- **Description of the task**
Reproduce all of the data exactly.

- **Provided data**
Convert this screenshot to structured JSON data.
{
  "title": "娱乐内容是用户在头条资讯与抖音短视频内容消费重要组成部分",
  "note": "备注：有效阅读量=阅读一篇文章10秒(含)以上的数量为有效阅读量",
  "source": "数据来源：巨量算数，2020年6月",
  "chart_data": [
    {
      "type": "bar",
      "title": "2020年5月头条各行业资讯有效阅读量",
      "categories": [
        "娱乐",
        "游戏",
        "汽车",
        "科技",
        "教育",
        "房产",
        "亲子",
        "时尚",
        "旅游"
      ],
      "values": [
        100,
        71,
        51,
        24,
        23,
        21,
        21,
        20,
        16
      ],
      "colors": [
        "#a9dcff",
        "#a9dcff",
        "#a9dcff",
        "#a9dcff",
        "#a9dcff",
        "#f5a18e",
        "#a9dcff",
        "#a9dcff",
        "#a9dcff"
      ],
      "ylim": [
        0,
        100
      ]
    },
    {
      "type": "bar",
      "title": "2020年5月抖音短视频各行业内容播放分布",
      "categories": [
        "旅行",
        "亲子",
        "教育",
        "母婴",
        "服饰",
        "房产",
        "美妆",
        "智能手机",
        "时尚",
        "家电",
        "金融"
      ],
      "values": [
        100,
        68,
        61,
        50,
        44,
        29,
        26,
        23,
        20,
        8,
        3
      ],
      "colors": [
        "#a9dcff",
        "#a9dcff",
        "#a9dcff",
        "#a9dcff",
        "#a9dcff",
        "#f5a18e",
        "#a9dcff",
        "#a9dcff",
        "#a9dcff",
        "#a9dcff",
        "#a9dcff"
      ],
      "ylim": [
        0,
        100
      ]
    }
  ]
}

- **Full solution**
Convert this screenshot to structured JSON data.
{
  "title": "娱乐内容是用户在头条资讯与抖音短视频内容消费重要组成部分",
  "note": "备注：有效阅读量=阅读一篇文章10秒(含)以上的数量为有效阅读量",
  "source": "数据来源：巨量算数，2020年6月",
  "chart_data": [
    {
      "type": "bar",
      "title": "2020年5月头条各行业资讯有效阅读量",
      "categories": [
        "娱乐",
        "游戏",
        "汽车",
        "科技",
        "教育",
        "房产",
        "亲子",
        "时尚",
        "旅游"
      ],
      "values": [
        100,
        71,
        51,
        24,
        23,
        21,
        21,
        20,
        16
      ],
      "colors": [
        "#a9dcff",
        "#a9dcff",
        "#a9dcff",
        "#a9dcff",
        "#a9dcff",
        "#f5a18e",
        "#a9dcff",
        "#a9dcff",
        "#a9dcff"
      ],
      "ylim": [
        0,
        100
      ]
    },
    {
      "type": "bar",
      "title": "2020年5月抖音短视频各行业内容播放分布",
      "categories": [
        "旅行",
        "亲子",
        "教育",
        "母婴",
        "服饰",
        "房产",
        "美妆",
        "智能手机",
        "时尚",
        "家电",
        "金融"
      ],
      "values": [
        100,
        68,
        61,
        50,
        44,
        29,
        26,
        23,
        20,
        8,
        3
      ],
      "colors": [
        "#a9dcff",
        "#a9dcff",
        "#a9dcff",
        "#a9dcff",
        "#a9dcff",
        "#f5a18e",
        "#a9dcff",
        "#a9dcff",
        "#a9dcff",
        "#a9dcff",
        "#a9dcff"
      ],
      "ylim": [
        0,
        100
      ]
    }
  ]
}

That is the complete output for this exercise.